> Exercise 1: List every sentence in the encoder debouncing post that ends with a question mark.
> Exercise 2:
Decide whether each statement agrees with the encoder debouncing post. For each one, answer yes or no and quote the words from the post that decide it.
(a) The poster is an electrical engineer.
(b) The interrupt service routine reacts to a falling edge on one of the encoder inputs.
(c) The resistors pull the switch down to a logic 0 value.
> Exercise 3: Reproduce the encoder debouncing post from "Here is the" up to and including "that filters that?".

> Text block:
• • • • •
The specs: https://www.bourns.com/docs/Product-Datasheets/PEC12R.pdf

They provide a diagram of a suggested filter circuit for debouncing the contacts on the encoder.

Here is the diagram from the PDF as an image: enter image description here

I'm not an electrical engineer, but I get the basic idea of an RC based filter. The resistor values make sense: They pull the switch up to logic 1 value while limiting the current drawn from the 5V rail. How do you select a capacitor value for such a circuit? Do you measure the maximum rate-of-change for the square wave pulses you'd get from this switch, round up a little for safety, and then design a low pass filter that blocks signals at higher frequencies? Do you identify the frequency of the jitter and design a filter that filters that?

The project is built using an Arduino microcontroller and a digital input. I have written an interrupt service routine (ISR) that detects a falling edge on one of the inputs of the encoder, and then compares the value to the value of the other input to determine rotation direction.
• • • • •
Extracted records:
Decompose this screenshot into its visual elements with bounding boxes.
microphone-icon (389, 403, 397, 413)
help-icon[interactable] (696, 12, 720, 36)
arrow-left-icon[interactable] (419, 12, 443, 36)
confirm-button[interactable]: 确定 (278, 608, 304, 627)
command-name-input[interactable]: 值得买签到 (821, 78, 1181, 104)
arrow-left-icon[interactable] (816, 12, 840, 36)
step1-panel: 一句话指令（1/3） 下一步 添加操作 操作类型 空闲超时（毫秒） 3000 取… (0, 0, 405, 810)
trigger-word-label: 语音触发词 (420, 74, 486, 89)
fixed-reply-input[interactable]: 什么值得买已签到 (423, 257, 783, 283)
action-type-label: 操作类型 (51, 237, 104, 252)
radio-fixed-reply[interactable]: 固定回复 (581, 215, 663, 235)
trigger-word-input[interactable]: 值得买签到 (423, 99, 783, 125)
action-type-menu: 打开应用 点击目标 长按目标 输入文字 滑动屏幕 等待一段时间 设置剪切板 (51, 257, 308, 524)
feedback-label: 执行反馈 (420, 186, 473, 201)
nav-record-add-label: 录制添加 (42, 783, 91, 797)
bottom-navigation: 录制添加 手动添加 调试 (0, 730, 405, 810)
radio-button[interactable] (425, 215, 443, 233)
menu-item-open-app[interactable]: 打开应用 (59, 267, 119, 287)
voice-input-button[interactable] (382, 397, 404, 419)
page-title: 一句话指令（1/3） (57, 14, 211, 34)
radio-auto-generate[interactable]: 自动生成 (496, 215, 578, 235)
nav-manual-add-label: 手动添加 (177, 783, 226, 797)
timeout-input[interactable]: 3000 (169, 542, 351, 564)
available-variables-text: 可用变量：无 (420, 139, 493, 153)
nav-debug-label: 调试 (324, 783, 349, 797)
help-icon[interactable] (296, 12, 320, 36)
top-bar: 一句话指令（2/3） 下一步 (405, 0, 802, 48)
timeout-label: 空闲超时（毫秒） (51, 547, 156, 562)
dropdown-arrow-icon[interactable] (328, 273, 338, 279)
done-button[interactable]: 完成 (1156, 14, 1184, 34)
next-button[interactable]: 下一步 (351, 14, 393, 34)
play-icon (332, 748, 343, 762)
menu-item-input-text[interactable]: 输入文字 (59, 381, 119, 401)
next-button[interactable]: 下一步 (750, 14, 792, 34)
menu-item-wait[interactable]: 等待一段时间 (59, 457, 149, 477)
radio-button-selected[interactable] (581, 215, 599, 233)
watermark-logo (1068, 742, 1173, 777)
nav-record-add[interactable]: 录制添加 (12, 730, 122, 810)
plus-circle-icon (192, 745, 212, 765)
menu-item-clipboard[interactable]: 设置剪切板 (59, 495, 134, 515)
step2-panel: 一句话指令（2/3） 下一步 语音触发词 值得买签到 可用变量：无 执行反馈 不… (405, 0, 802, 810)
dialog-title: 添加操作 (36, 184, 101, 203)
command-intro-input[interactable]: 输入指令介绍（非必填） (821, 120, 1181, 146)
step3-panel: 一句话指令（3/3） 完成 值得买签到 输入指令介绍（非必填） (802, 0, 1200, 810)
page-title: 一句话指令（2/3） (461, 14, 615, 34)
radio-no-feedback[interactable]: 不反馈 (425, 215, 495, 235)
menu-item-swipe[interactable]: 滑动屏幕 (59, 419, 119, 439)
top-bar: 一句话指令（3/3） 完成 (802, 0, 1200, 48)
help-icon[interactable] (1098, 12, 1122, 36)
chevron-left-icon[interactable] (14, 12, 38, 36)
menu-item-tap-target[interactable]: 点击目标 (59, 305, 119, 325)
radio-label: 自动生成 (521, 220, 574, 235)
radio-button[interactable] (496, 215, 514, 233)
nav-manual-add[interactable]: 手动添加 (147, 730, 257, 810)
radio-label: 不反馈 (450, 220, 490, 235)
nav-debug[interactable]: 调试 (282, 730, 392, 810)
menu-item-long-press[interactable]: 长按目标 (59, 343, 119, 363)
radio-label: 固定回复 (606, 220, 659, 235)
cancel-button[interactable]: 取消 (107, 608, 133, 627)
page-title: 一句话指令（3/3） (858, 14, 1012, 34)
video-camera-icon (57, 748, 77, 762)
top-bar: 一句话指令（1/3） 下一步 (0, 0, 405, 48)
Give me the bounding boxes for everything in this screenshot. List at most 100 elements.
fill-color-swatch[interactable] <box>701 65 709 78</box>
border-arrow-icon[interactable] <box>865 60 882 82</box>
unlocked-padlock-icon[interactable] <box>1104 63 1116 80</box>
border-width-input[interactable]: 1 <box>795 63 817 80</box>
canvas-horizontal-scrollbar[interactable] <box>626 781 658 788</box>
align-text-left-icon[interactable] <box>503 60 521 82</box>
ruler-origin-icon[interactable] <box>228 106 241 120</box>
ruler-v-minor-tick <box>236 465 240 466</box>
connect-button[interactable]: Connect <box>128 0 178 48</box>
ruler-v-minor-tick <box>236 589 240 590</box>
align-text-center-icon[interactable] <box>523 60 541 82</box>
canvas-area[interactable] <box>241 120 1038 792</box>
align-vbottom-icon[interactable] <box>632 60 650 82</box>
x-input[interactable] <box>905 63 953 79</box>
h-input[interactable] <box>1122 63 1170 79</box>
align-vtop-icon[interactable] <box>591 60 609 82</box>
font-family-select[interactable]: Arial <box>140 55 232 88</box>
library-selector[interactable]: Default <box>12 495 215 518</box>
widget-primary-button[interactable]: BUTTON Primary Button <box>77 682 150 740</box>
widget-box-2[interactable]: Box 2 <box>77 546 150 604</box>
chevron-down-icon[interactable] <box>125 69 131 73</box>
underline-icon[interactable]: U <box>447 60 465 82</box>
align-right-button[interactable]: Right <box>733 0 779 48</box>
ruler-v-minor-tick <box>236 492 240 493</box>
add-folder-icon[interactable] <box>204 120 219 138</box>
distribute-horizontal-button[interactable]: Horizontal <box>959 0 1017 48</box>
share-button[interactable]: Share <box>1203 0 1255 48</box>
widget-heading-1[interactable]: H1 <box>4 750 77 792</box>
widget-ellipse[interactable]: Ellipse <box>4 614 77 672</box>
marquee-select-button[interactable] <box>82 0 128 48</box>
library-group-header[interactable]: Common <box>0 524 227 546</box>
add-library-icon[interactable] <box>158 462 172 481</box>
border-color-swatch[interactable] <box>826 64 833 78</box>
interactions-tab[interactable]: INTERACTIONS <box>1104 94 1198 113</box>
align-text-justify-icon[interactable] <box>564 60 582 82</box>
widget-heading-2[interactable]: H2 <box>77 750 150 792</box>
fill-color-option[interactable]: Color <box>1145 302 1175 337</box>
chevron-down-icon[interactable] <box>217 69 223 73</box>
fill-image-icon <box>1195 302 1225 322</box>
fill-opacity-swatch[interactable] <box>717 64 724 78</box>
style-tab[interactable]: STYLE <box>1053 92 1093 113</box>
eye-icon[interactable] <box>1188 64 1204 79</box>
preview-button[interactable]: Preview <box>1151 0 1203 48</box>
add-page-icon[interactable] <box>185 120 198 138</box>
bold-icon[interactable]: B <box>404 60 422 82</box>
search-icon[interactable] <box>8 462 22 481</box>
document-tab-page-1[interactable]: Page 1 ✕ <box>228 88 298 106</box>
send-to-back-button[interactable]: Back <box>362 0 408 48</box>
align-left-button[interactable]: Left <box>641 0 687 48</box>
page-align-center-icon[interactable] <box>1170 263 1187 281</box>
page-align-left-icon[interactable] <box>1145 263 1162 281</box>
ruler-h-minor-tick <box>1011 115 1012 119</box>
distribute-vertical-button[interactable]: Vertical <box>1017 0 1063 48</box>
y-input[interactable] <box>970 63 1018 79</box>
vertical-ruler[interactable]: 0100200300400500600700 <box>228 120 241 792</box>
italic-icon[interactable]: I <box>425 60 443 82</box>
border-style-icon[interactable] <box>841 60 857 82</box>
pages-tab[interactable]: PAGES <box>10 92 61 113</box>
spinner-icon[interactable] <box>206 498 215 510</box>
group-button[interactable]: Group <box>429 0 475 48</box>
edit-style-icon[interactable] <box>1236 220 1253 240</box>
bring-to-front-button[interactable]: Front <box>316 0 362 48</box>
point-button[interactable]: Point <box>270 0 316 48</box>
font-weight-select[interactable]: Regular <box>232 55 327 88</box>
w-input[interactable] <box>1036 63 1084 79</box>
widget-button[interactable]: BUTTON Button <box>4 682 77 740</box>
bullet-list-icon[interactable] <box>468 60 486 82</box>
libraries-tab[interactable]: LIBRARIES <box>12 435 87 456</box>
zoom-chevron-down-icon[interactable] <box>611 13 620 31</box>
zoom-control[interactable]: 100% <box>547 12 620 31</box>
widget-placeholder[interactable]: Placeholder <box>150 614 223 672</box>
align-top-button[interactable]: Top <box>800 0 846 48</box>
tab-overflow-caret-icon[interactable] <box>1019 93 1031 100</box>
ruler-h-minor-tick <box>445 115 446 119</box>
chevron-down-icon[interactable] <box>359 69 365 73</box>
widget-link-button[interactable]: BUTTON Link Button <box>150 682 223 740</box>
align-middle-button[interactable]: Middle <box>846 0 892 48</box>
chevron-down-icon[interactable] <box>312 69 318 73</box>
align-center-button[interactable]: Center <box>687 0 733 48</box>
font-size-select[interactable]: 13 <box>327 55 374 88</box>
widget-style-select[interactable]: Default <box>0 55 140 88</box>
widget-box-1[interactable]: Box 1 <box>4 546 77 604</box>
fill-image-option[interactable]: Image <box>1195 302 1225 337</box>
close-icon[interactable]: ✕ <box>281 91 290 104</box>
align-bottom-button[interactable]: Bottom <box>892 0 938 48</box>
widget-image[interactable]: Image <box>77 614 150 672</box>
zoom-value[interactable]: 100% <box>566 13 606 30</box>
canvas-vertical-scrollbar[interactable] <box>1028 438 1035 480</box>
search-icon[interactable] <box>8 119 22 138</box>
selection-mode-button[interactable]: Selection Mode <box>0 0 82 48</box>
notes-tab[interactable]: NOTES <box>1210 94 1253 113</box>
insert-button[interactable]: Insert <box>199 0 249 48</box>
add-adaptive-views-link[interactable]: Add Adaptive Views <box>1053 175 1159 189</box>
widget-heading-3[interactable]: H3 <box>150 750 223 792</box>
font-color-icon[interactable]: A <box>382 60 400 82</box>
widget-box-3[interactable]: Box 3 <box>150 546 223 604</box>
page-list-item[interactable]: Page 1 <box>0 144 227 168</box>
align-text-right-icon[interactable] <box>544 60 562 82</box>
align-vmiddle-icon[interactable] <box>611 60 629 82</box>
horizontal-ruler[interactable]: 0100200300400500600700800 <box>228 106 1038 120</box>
• • • • •
> Correct response 1:
1. How do you select a capacitor value for such a circuit?
2. Do you measure the maximum rate-of-change for the square wave pulses you'd get from this switch, round up a little for safety, and then design a low pass filter that blocks signals at higher frequencies?
3. Do you identify the frequency of the jitter and design a filter that filters that?

> Correct response 2:
(a) No: "I'm not an electrical engineer"
(b) Yes: "detects a falling edge on one of the inputs of the encoder"
(c) No: "They pull the switch up to logic 1 value"

> Correct response 3:
Here is the diagram from the PDF as an image: enter image description here

I'm not an electrical engineer, but I get the basic idea of an RC based filter. The resistor values make sense: They pull the switch up to logic 1 value while limiting the current drawn from the 5V rail. How do you select a capacitor value for such a circuit? Do you measure the maximum rate-of-change for the square wave pulses you'd get from this switch, round up a little for safety, and then design a low pass filter that blocks signals at higher frequencies? Do you identify the frequency of the jitter and design a filter that filters that?